§ **EXERCISE BRIEF**
Write out the material exactly, leaving every picture behind.

***** EXTRACTED DATA

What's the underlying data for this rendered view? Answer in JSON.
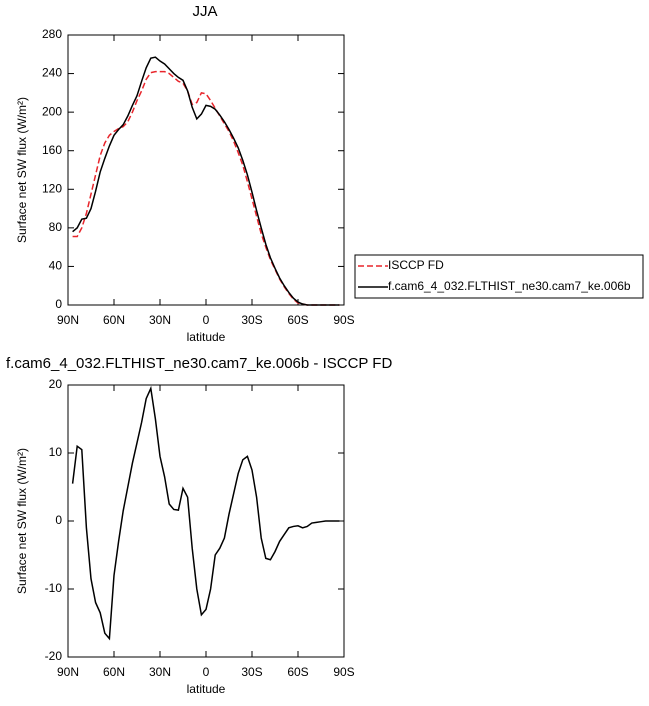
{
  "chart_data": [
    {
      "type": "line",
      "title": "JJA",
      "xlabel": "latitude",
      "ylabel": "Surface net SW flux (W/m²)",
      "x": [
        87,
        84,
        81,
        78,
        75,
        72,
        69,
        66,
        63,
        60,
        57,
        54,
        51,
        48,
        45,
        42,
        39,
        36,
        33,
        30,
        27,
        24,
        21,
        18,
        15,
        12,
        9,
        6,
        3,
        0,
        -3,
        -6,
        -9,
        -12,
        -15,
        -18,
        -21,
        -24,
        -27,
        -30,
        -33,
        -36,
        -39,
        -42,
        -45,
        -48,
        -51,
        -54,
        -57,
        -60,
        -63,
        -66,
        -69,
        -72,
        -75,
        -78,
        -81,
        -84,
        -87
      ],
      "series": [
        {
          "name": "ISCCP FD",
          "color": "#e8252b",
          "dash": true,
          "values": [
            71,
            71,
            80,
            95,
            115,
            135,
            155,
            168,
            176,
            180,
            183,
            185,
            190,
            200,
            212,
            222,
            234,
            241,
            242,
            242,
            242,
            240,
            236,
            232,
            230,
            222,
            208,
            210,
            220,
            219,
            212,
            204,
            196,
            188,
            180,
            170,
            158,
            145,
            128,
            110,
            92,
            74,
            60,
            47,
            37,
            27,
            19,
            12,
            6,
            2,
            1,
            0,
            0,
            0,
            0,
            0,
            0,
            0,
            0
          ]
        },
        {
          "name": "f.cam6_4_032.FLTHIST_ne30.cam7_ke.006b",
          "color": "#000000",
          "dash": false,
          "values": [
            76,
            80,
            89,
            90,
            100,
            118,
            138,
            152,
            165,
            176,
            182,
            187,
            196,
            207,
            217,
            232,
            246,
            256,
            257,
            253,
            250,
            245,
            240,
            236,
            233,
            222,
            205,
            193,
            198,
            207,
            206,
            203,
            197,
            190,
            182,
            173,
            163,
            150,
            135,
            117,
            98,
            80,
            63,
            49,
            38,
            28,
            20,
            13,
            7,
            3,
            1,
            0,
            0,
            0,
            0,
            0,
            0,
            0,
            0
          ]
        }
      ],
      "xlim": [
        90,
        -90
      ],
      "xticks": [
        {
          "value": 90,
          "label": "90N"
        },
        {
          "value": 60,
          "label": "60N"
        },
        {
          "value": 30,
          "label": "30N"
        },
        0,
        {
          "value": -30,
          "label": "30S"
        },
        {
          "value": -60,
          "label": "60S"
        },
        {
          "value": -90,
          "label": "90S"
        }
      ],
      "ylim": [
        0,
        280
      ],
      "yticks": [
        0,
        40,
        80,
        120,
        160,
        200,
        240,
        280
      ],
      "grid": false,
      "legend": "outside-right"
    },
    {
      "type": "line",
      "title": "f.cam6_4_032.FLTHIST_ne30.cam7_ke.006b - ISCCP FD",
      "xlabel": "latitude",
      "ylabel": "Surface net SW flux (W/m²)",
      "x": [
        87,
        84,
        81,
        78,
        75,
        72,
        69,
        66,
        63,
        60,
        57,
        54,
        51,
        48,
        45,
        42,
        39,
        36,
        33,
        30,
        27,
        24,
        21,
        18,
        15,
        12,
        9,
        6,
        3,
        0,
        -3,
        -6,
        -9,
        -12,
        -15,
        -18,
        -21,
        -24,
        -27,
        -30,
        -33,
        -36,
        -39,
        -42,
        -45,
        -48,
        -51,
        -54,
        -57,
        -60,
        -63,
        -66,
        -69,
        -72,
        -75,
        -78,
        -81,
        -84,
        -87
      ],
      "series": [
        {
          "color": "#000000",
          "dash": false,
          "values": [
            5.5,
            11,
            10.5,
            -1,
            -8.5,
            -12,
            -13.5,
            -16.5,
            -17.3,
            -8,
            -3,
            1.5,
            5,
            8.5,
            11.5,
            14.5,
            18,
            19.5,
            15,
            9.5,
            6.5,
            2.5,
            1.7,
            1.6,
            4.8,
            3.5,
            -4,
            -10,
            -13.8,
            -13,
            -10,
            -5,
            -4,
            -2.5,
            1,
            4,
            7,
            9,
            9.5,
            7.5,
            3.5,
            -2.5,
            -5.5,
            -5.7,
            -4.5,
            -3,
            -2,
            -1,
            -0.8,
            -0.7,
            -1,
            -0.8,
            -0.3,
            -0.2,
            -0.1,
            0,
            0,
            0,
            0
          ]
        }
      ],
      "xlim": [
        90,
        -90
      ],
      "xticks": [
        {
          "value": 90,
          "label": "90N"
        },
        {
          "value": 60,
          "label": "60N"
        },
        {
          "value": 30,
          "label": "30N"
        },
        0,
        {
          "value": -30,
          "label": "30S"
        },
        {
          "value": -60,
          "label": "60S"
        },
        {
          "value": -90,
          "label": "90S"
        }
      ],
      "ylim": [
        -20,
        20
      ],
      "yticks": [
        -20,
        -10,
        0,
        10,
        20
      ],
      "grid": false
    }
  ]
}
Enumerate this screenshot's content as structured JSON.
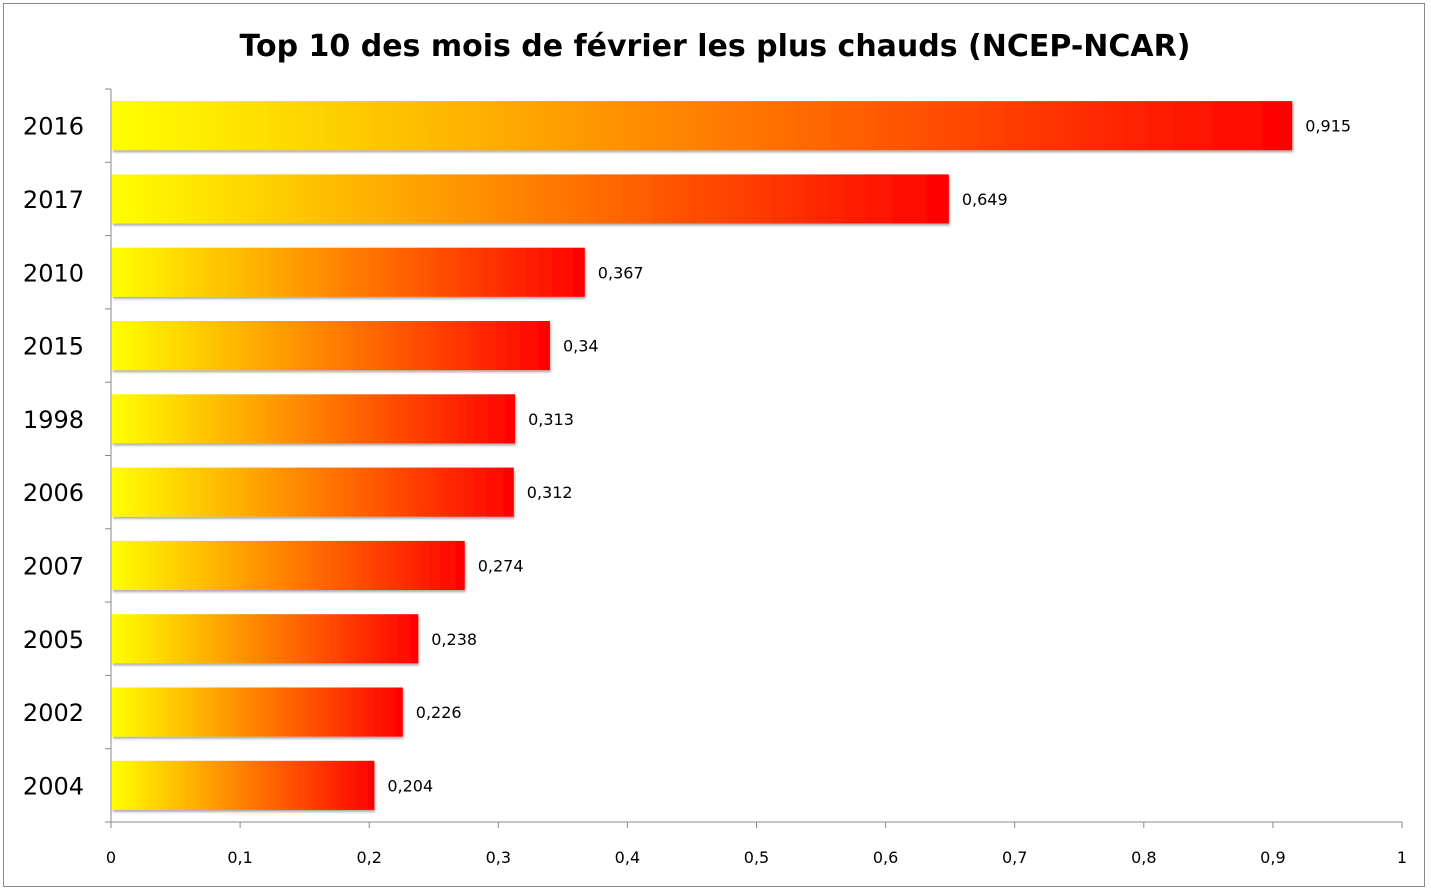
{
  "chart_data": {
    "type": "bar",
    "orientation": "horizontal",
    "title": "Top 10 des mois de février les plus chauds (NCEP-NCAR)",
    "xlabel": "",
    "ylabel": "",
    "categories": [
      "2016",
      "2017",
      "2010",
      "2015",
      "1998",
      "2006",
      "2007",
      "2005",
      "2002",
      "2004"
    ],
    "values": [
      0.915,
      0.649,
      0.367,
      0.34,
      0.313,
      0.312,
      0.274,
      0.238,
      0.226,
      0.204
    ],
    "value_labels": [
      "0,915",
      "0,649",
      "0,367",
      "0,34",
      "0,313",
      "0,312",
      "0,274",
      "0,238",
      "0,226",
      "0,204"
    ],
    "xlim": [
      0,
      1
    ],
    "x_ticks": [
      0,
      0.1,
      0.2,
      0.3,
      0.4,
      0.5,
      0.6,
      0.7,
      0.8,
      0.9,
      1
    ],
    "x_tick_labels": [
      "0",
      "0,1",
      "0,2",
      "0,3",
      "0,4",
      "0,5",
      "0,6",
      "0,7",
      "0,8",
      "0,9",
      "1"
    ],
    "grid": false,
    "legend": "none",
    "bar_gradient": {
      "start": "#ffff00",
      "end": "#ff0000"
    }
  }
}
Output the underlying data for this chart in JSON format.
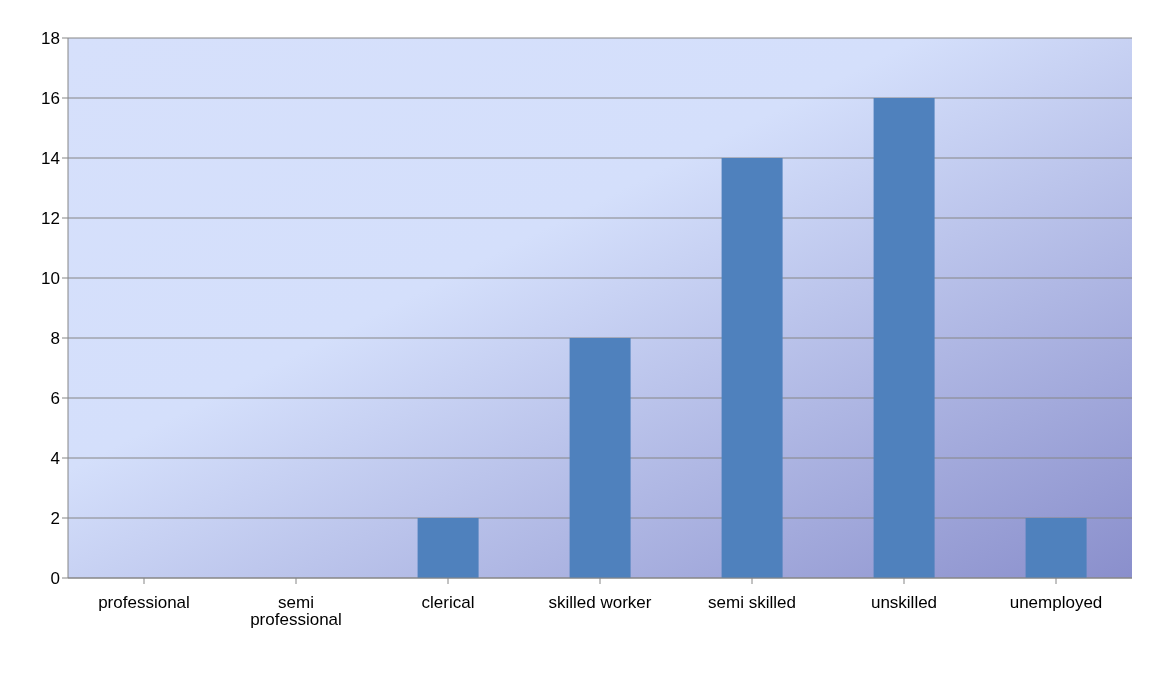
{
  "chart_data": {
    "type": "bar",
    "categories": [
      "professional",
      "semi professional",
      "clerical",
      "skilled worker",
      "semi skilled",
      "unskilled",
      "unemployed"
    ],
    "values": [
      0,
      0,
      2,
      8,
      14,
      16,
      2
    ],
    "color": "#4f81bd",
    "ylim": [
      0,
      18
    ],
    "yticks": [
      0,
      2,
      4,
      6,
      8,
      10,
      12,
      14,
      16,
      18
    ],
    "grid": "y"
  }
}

**********

§ **OUTPUT FOR THIS EXERCISE**
What's the underlying data for this rendered view? Answer in JSON.
{
  "chart_data": [
    {
      "type": "line",
      "title": "JJA",
      "xlabel": "latitude",
      "ylabel": "Surface net SW flux (W/m²)",
      "x": [
        87,
        84,
        81,
        78,
        75,
        72,
        69,
        66,
        63,
        60,
        57,
        54,
        51,
        48,
        45,
        42,
        39,
        36,
        33,
        30,
        27,
        24,
        21,
        18,
        15,
        12,
        9,
        6,
        3,
        0,
        -3,
        -6,
        -9,
        -12,
        -15,
        -18,
        -21,
        -24,
        -27,
        -30,
        -33,
        -36,
        -39,
        -42,
        -45,
        -48,
        -51,
        -54,
        -57,
        -60,
        -63,
        -66,
        -69,
        -72,
        -75,
        -78,
        -81,
        -84,
        -87
      ],
      "series": [
        {
          "name": "ISCCP FD",
          "color": "#e8252b",
          "dash": true,
          "values": [
            71,
            71,
            80,
            95,
            115,
            135,
            155,
            168,
            176,
            180,
            183,
            185,
            190,
            200,
            212,
            222,
            234,
            241,
            242,
            242,
            242,
            240,
            236,
            232,
            230,
            222,
            208,
            210,
            220,
            219,
            212,
            204,
            196,
            188,
            180,
            170,
            158,
            145,
            128,
            110,
            92,
            74,
            60,
            47,
            37,
            27,
            19,
            12,
            6,
            2,
            1,
            0,
            0,
            0,
            0,
            0,
            0,
            0,
            0
          ]
        },
        {
          "name": "f.cam6_4_032.FLTHIST_ne30.cam7_ke.006b",
          "color": "#000000",
          "dash": false,
          "values": [
            76,
            80,
            89,
            90,
            100,
            118,
            138,
            152,
            165,
            176,
            182,
            187,
            196,
            207,
            217,
            232,
            246,
            256,
            257,
            253,
            250,
            245,
            240,
            236,
            233,
            222,
            205,
            193,
            198,
            207,
            206,
            203,
            197,
            190,
            182,
            173,
            163,
            150,
            135,
            117,
            98,
            80,
            63,
            49,
            38,
            28,
            20,
            13,
            7,
            3,
            1,
            0,
            0,
            0,
            0,
            0,
            0,
            0,
            0
          ]
        }
      ],
      "xlim": [
        90,
        -90
      ],
      "xticks": [
        {
          "value": 90,
          "label": "90N"
        },
        {
          "value": 60,
          "label": "60N"
        },
        {
          "value": 30,
          "label": "30N"
        },
        0,
        {
          "value": -30,
          "label": "30S"
        },
        {
          "value": -60,
          "label": "60S"
        },
        {
          "value": -90,
          "label": "90S"
        }
      ],
      "ylim": [
        0,
        280
      ],
      "yticks": [
        0,
        40,
        80,
        120,
        160,
        200,
        240,
        280
      ],
      "grid": false,
      "legend": "outside-right"
    },
    {
      "type": "line",
      "title": "f.cam6_4_032.FLTHIST_ne30.cam7_ke.006b - ISCCP FD",
      "xlabel": "latitude",
      "ylabel": "Surface net SW flux (W/m²)",
      "x": [
        87,
        84,
        81,
        78,
        75,
        72,
        69,
        66,
        63,
        60,
        57,
        54,
        51,
        48,
        45,
        42,
        39,
        36,
        33,
        30,
        27,
        24,
        21,
        18,
        15,
        12,
        9,
        6,
        3,
        0,
        -3,
        -6,
        -9,
        -12,
        -15,
        -18,
        -21,
        -24,
        -27,
        -30,
        -33,
        -36,
        -39,
        -42,
        -45,
        -48,
        -51,
        -54,
        -57,
        -60,
        -63,
        -66,
        -69,
        -72,
        -75,
        -78,
        -81,
        -84,
        -87
      ],
      "series": [
        {
          "color": "#000000",
          "dash": false,
          "values": [
            5.5,
            11,
            10.5,
            -1,
            -8.5,
            -12,
            -13.5,
            -16.5,
            -17.3,
            -8,
            -3,
            1.5,
            5,
            8.5,
            11.5,
            14.5,
            18,
            19.5,
            15,
            9.5,
            6.5,
            2.5,
            1.7,
            1.6,
            4.8,
            3.5,
            -4,
            -10,
            -13.8,
            -13,
            -10,
            -5,
            -4,
            -2.5,
            1,
            4,
            7,
            9,
            9.5,
            7.5,
            3.5,
            -2.5,
            -5.5,
            -5.7,
            -4.5,
            -3,
            -2,
            -1,
            -0.8,
            -0.7,
            -1,
            -0.8,
            -0.3,
            -0.2,
            -0.1,
            0,
            0,
            0,
            0
          ]
        }
      ],
      "xlim": [
        90,
        -90
      ],
      "xticks": [
        {
          "value": 90,
          "label": "90N"
        },
        {
          "value": 60,
          "label": "60N"
        },
        {
          "value": 30,
          "label": "30N"
        },
        0,
        {
          "value": -30,
          "label": "30S"
        },
        {
          "value": -60,
          "label": "60S"
        },
        {
          "value": -90,
          "label": "90S"
        }
      ],
      "ylim": [
        -20,
        20
      ],
      "yticks": [
        -20,
        -10,
        0,
        10,
        20
      ],
      "grid": false
    }
  ]
}
Enumerate this screenshot's content as structured JSON.
{
  "chart_data": {
    "type": "bar",
    "orientation": "horizontal",
    "title": "Top 10 des mois de février les plus chauds (NCEP-NCAR)",
    "xlabel": "",
    "ylabel": "",
    "categories": [
      "2016",
      "2017",
      "2010",
      "2015",
      "1998",
      "2006",
      "2007",
      "2005",
      "2002",
      "2004"
    ],
    "values": [
      0.915,
      0.649,
      0.367,
      0.34,
      0.313,
      0.312,
      0.274,
      0.238,
      0.226,
      0.204
    ],
    "value_labels": [
      "0,915",
      "0,649",
      "0,367",
      "0,34",
      "0,313",
      "0,312",
      "0,274",
      "0,238",
      "0,226",
      "0,204"
    ],
    "xlim": [
      0,
      1
    ],
    "x_ticks": [
      0,
      0.1,
      0.2,
      0.3,
      0.4,
      0.5,
      0.6,
      0.7,
      0.8,
      0.9,
      1
    ],
    "x_tick_labels": [
      "0",
      "0,1",
      "0,2",
      "0,3",
      "0,4",
      "0,5",
      "0,6",
      "0,7",
      "0,8",
      "0,9",
      "1"
    ],
    "grid": false,
    "legend": "none",
    "bar_gradient": {
      "start": "#ffff00",
      "end": "#ff0000"
    }
  }
}
Output the underlying data for this chart in JSON format.
{
  "chart_data": {
    "type": "bar",
    "categories": [
      "professional",
      "semi professional",
      "clerical",
      "skilled worker",
      "semi skilled",
      "unskilled",
      "unemployed"
    ],
    "values": [
      0,
      0,
      2,
      8,
      14,
      16,
      2
    ],
    "color": "#4f81bd",
    "ylim": [
      0,
      18
    ],
    "yticks": [
      0,
      2,
      4,
      6,
      8,
      10,
      12,
      14,
      16,
      18
    ],
    "grid": "y"
  }
}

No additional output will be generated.